TEXT PROVIDED:

•••

AMR Research says RFID will play a substantial role in the next generation of supply chain execution but the transformation will take time.
Written by Staff , Contributor

More than a bar code replacement

By John Fontanella, Matt Bilodeau and Scott Lundstrom, Special to CNETAsia
June 14, 2004

Don’t paint all Radio Frequency Identification (RFID) projects with the same brush.

The Wal-Mart mandate that its top 100 suppliers attach RFID tags to cases and pallets by 2005 has thrown the entire technology of Automatic Identification (Auto-ID) into the spotlight.


RFID market forecast
















In some ways, it’s a boon for the industry. Data collection technologies like RFID have invariably taken a back seat in interest to their more glamorous high-tech counterparts. But awareness is a double-edged sword, particularly when market perception is shaped by a single, complex, and hugely ambitious undertaking.

Viewing RFID only in the context of an industry-transforming initiative does a disservice to the technology. AMR Research finds that the companies that take a more simplified and focused approach to the use of RFID technology incur much less risk in implementation, receive tangible value, and build capabilities that give them significant differentiation from their competitors.

RFID is part of the larger Auto-ID technology family, a growing but constant part of our business and personal lives. Smart cards, automated toll collection devices, and sensors that track the condition of anything from tires to consumer electronics all fall into this category.

The RFID tag itself is a microchip, millimeters thick, with an attached antenna that transmits information to a remote reader. Because radio waves can pass through most solid objects, gathering or disseminating information does not require the tag to be visible. This is a radical departure from other technologies, such as the bar code, and opens a whole new way to view a business process. Tags can be active or passive, meaning that they can broadcast information or just transmit when queried by a reader. They can also be designed to be reused, or serve only as a one-time ID device.

The technology is already quite flexible. Information such as a serial number can be burned into a tag in a one-time operation for the simple purpose of providing identification throughout a process, much like the bar code is used today. Other, more sophisticated uses include using the tag as a mobile database, recording and directing workflow along an assembly line, for instance. The technology can also be used to sense, monitor, and record environmental changes, such as temperature, moisture, and exposure to light. Some of the capabilities of the technology have been used for years while others are newly emerging.

RFID's value lies in enabling companies to reach a level of process discipline that is beyond the reach of human interaction or alternative technologies.

New value
RFID's value lies in enabling companies to reach a level of process discipline that is beyond the reach of human interaction or alternative technologies. Process discipline provides accuracy and predictability, which in turn reduces cost, optimizes the use of assets, and enables a company to deliver consistent, and sometimes unique, service levels to its customers.

•••

DATA ROWS:
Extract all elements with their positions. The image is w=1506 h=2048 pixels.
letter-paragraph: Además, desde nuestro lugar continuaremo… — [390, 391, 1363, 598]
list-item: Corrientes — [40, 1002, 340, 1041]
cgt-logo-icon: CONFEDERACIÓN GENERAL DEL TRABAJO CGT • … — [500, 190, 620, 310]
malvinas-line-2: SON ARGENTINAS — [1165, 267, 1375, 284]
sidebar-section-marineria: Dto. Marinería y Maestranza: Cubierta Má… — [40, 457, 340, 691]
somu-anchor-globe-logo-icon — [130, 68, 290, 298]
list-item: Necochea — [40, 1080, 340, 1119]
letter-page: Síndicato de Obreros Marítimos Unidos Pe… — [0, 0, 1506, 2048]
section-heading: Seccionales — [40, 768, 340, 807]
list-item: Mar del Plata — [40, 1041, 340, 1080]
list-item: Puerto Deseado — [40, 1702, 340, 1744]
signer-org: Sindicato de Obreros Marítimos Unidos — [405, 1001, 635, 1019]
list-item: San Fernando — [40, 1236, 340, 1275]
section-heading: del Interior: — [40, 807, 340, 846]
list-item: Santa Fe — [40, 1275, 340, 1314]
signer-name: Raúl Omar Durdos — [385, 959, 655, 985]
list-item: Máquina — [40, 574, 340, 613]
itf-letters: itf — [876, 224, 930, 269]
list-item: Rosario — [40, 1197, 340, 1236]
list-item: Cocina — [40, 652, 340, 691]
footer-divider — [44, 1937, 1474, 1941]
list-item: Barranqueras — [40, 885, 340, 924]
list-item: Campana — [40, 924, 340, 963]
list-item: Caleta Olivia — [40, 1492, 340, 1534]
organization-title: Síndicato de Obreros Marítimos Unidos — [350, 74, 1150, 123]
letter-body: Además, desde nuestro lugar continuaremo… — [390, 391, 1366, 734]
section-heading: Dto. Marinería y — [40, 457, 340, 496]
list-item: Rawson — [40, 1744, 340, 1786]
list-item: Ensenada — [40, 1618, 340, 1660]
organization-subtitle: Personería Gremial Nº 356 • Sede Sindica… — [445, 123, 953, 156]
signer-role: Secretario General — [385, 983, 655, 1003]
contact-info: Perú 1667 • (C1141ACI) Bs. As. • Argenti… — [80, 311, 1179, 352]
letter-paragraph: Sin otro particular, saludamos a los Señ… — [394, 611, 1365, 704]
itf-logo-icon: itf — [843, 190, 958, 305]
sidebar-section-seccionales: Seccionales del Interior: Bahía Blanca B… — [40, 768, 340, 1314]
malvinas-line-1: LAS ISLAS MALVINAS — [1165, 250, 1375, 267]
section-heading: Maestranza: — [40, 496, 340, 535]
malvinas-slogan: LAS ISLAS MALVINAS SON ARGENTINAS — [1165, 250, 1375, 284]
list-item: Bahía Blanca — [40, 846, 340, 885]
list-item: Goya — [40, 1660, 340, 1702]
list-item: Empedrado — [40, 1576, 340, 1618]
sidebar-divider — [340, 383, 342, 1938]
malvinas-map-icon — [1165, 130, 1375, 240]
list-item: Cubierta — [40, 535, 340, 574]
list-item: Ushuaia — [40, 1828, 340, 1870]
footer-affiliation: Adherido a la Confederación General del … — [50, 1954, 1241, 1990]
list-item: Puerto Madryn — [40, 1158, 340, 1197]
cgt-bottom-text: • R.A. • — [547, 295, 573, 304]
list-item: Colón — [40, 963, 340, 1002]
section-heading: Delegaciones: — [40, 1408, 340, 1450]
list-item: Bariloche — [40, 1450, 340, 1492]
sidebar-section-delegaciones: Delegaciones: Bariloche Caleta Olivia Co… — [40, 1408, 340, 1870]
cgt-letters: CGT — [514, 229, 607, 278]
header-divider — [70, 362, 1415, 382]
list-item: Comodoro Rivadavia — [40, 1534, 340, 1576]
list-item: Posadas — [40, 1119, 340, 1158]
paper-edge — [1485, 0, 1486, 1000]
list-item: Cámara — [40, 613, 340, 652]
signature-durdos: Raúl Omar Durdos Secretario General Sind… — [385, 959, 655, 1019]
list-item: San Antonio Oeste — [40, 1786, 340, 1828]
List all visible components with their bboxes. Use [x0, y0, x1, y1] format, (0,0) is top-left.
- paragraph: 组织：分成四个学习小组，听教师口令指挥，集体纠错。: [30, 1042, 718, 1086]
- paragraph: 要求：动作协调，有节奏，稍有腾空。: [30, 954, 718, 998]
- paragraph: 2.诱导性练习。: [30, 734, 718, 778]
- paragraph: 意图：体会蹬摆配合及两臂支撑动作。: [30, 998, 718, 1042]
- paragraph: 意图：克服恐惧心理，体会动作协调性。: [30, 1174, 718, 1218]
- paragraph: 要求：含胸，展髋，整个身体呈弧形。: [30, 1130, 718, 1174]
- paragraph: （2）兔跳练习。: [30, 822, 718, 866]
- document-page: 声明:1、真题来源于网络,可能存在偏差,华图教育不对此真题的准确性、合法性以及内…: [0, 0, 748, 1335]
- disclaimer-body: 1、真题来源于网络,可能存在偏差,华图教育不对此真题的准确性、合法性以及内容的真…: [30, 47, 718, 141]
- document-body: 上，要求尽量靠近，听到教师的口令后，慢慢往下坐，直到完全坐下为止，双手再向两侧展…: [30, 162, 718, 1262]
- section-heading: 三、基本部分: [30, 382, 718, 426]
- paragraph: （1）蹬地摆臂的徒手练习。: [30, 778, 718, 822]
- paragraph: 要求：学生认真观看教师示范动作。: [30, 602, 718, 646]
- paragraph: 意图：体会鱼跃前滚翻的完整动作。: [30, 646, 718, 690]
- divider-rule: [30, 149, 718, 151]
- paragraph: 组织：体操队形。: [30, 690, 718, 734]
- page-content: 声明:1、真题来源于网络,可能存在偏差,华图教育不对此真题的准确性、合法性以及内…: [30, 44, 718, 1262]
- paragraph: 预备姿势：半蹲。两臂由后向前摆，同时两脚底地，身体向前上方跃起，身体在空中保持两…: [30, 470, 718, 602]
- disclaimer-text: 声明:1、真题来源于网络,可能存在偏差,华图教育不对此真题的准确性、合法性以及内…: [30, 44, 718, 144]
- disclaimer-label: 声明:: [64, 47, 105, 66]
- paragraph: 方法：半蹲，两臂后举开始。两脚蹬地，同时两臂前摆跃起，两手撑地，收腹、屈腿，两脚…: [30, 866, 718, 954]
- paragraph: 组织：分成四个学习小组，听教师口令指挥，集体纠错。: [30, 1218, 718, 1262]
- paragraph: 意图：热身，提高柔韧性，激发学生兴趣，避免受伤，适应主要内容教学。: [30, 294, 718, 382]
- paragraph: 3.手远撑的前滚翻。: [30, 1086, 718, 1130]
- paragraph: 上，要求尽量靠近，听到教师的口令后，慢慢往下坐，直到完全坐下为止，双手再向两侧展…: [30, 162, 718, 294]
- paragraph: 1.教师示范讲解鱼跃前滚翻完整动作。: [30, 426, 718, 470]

•••

SHORT EXERCISE A:
Answer these questions from the RFID article:
(i) By what year does the Wal-Mart mandate require its top 100 suppliers to attach RFID tags to cases and pallets?
(ii) What does the RFID tag itself consist of?
(iii) Which environmental changes does the article say the technology can sense, monitor, and record?
SHORT EXERCISE B: From the RFID article, extract everything from "The RFID tag" down to "one-time ID device.", word for word.

EXERCISE ANSWER A:
(i) By 2005.
(ii) A microchip, millimeters thick, with an attached antenna that transmits information to a remote reader.
(iii) Temperature, moisture, and exposure to light.

EXERCISE ANSWER B:
The RFID tag itself is a microchip, millimeters thick, with an attached antenna that transmits information to a remote reader. Because radio waves can pass through most solid objects, gathering or disseminating information does not require the tag to be visible. This is a radical departure from other technologies, such as the bar code, and opens a whole new way to view a business process. Tags can be active or passive, meaning that they can broadcast information or just transmit when queried by a reader. They can also be designed to be reused, or serve only as a one-time ID device.